REQUEST: Search the data for the word "QUOTATION". Reproduce every line where it is found.

DATA EXCERPTS:

┌────────

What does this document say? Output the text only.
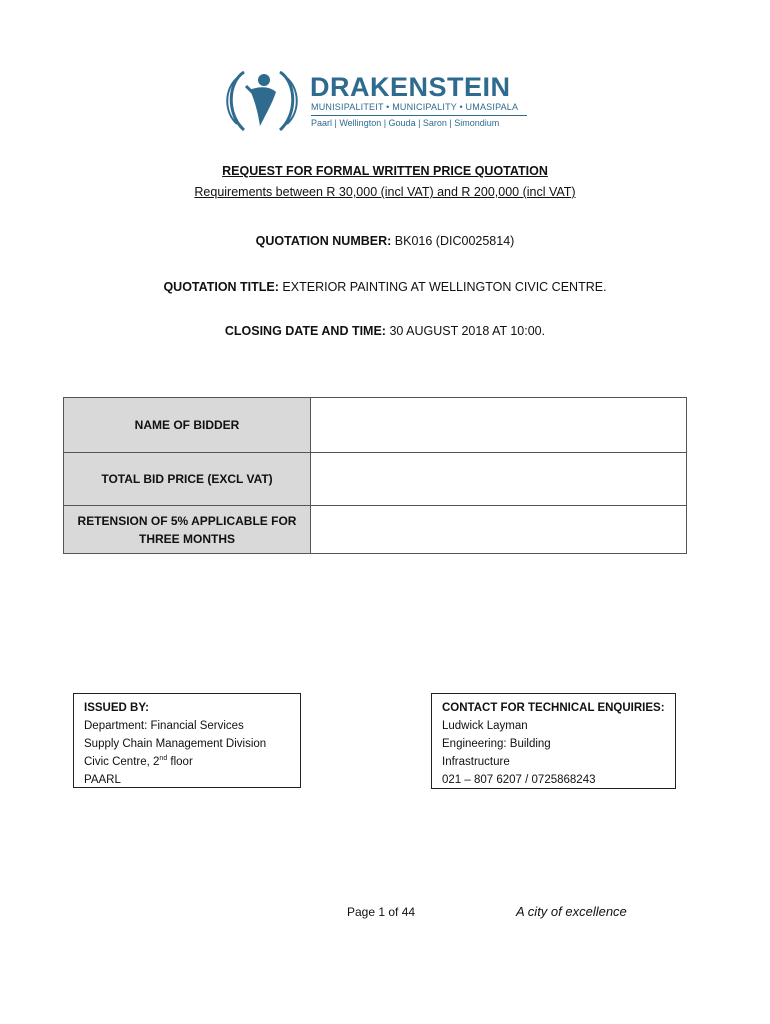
DRAKENSTEIN
MUNISIPALITEIT • MUNICIPALITY • UMASIPALA
Paarl | Wellington | Gouda | Saron | Simondium
REQUEST FOR FORMAL WRITTEN PRICE QUOTATION
Requirements between R 30,000 (incl VAT) and R 200,000 (incl VAT)
QUOTATION NUMBER: BK016 (DIC0025814)
QUOTATION TITLE: EXTERIOR PAINTING AT WELLINGTON CIVIC CENTRE.
CLOSING DATE AND TIME: 30 AUGUST 2018 AT 10:00.
NAME OF BIDDER	
TOTAL BID PRICE (EXCL VAT)	
RETENSION OF 5% APPLICABLE FOR THREE MONTHS	
ISSUED BY:
Department: Financial Services
Supply Chain Management Division
Civic Centre, 2nd floor
PAARL
CONTACT FOR TECHNICAL ENQUIRIES:
Ludwick Layman
Engineering: Building
Infrastructure
021 – 807 6207 / 0725868243
Page 1 of 44	A city of excellence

└────────

TASK RESPONSE:
REQUEST FOR FORMAL WRITTEN PRICE QUOTATION
QUOTATION NUMBER: BK016 (DIC0025814)
QUOTATION TITLE: EXTERIOR PAINTING AT WELLINGTON CIVIC CENTRE.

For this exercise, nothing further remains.